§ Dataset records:
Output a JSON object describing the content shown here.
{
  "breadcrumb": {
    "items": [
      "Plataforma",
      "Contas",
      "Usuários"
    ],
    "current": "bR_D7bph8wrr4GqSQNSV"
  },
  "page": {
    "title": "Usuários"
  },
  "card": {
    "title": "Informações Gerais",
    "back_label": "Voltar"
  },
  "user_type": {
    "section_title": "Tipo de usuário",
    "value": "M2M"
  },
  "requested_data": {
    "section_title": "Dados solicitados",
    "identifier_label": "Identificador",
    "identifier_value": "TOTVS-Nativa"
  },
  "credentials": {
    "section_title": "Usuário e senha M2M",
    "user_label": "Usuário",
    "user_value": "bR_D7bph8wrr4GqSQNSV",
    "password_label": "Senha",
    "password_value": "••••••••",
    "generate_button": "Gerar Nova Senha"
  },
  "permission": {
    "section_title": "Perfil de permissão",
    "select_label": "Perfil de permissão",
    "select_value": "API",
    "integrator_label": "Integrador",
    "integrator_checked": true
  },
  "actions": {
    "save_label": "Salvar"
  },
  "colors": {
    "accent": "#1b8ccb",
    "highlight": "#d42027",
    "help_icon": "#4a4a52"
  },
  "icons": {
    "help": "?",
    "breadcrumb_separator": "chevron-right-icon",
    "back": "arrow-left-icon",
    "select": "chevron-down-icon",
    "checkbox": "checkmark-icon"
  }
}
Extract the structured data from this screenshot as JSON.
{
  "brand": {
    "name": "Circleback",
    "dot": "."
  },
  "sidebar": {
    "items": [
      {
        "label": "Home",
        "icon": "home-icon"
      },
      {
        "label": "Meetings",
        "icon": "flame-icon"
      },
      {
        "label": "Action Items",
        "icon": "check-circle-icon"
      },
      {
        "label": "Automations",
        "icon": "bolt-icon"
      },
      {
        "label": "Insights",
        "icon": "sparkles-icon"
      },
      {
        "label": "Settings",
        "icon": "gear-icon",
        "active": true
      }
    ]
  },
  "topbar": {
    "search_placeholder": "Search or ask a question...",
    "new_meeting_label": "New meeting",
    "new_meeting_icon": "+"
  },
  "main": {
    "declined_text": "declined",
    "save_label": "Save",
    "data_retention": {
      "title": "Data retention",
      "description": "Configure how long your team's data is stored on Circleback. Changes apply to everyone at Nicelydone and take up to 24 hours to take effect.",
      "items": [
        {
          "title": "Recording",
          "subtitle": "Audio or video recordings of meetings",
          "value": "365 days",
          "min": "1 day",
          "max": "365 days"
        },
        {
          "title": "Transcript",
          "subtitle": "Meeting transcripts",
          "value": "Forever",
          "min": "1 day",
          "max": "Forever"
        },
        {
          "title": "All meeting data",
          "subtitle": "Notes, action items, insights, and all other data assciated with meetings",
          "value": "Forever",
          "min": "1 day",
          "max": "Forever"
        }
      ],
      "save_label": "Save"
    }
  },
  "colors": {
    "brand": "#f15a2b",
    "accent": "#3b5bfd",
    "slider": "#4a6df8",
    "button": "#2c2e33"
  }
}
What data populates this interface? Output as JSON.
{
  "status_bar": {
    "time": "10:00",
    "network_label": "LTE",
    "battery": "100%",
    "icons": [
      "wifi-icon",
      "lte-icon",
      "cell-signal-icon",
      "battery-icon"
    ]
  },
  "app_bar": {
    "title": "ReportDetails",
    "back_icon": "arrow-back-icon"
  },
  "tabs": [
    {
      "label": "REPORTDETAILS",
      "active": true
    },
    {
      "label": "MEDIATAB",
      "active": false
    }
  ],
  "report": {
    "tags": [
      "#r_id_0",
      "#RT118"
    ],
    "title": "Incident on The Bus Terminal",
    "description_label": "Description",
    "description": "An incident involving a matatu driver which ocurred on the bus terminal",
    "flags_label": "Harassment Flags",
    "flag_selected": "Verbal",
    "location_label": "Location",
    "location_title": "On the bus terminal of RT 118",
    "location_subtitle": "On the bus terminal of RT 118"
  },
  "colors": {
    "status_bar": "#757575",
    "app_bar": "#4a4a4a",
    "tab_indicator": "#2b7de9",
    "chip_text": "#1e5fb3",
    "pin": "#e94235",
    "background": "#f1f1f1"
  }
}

§ What to do:
Extract all of the data above without altering anything.

§ Correct output:
Output a JSON object describing the content shown here.
{
  "breadcrumb": {
    "items": [
      "Plataforma",
      "Contas",
      "Usuários"
    ],
    "current": "bR_D7bph8wrr4GqSQNSV"
  },
  "page": {
    "title": "Usuários"
  },
  "card": {
    "title": "Informações Gerais",
    "back_label": "Voltar"
  },
  "user_type": {
    "section_title": "Tipo de usuário",
    "value": "M2M"
  },
  "requested_data": {
    "section_title": "Dados solicitados",
    "identifier_label": "Identificador",
    "identifier_value": "TOTVS-Nativa"
  },
  "credentials": {
    "section_title": "Usuário e senha M2M",
    "user_label": "Usuário",
    "user_value": "bR_D7bph8wrr4GqSQNSV",
    "password_label": "Senha",
    "password_value": "••••••••",
    "generate_button": "Gerar Nova Senha"
  },
  "permission": {
    "section_title": "Perfil de permissão",
    "select_label": "Perfil de permissão",
    "select_value": "API",
    "integrator_label": "Integrador",
    "integrator_checked": true
  },
  "actions": {
    "save_label": "Salvar"
  },
  "colors": {
    "accent": "#1b8ccb",
    "highlight": "#d42027",
    "help_icon": "#4a4a52"
  },
  "icons": {
    "help": "?",
    "breadcrumb_separator": "chevron-right-icon",
    "back": "arrow-left-icon",
    "select": "chevron-down-icon",
    "checkbox": "checkmark-icon"
  }
}
Extract the structured data from this screenshot as JSON.
{
  "brand": {
    "name": "Circleback",
    "dot": "."
  },
  "sidebar": {
    "items": [
      {
        "label": "Home",
        "icon": "home-icon"
      },
      {
        "label": "Meetings",
        "icon": "flame-icon"
      },
      {
        "label": "Action Items",
        "icon": "check-circle-icon"
      },
      {
        "label": "Automations",
        "icon": "bolt-icon"
      },
      {
        "label": "Insights",
        "icon": "sparkles-icon"
      },
      {
        "label": "Settings",
        "icon": "gear-icon",
        "active": true
      }
    ]
  },
  "topbar": {
    "search_placeholder": "Search or ask a question...",
    "new_meeting_label": "New meeting",
    "new_meeting_icon": "+"
  },
  "main": {
    "declined_text": "declined",
    "save_label": "Save",
    "data_retention": {
      "title": "Data retention",
      "description": "Configure how long your team's data is stored on Circleback. Changes apply to everyone at Nicelydone and take up to 24 hours to take effect.",
      "items": [
        {
          "title": "Recording",
          "subtitle": "Audio or video recordings of meetings",
          "value": "365 days",
          "min": "1 day",
          "max": "365 days"
        },
        {
          "title": "Transcript",
          "subtitle": "Meeting transcripts",
          "value": "Forever",
          "min": "1 day",
          "max": "Forever"
        },
        {
          "title": "All meeting data",
          "subtitle": "Notes, action items, insights, and all other data assciated with meetings",
          "value": "Forever",
          "min": "1 day",
          "max": "Forever"
        }
      ],
      "save_label": "Save"
    }
  },
  "colors": {
    "brand": "#f15a2b",
    "accent": "#3b5bfd",
    "slider": "#4a6df8",
    "button": "#2c2e33"
  }
}
What data populates this interface? Output as JSON.
{
  "status_bar": {
    "time": "10:00",
    "network_label": "LTE",
    "battery": "100%",
    "icons": [
      "wifi-icon",
      "lte-icon",
      "cell-signal-icon",
      "battery-icon"
    ]
  },
  "app_bar": {
    "title": "ReportDetails",
    "back_icon": "arrow-back-icon"
  },
  "tabs": [
    {
      "label": "REPORTDETAILS",
      "active": true
    },
    {
      "label": "MEDIATAB",
      "active": false
    }
  ],
  "report": {
    "tags": [
      "#r_id_0",
      "#RT118"
    ],
    "title": "Incident on The Bus Terminal",
    "description_label": "Description",
    "description": "An incident involving a matatu driver which ocurred on the bus terminal",
    "flags_label": "Harassment Flags",
    "flag_selected": "Verbal",
    "location_label": "Location",
    "location_title": "On the bus terminal of RT 118",
    "location_subtitle": "On the bus terminal of RT 118"
  },
  "colors": {
    "status_bar": "#757575",
    "app_bar": "#4a4a4a",
    "tab_indicator": "#2b7de9",
    "chip_text": "#1e5fb3",
    "pin": "#e94235",
    "background": "#f1f1f1"
  }
}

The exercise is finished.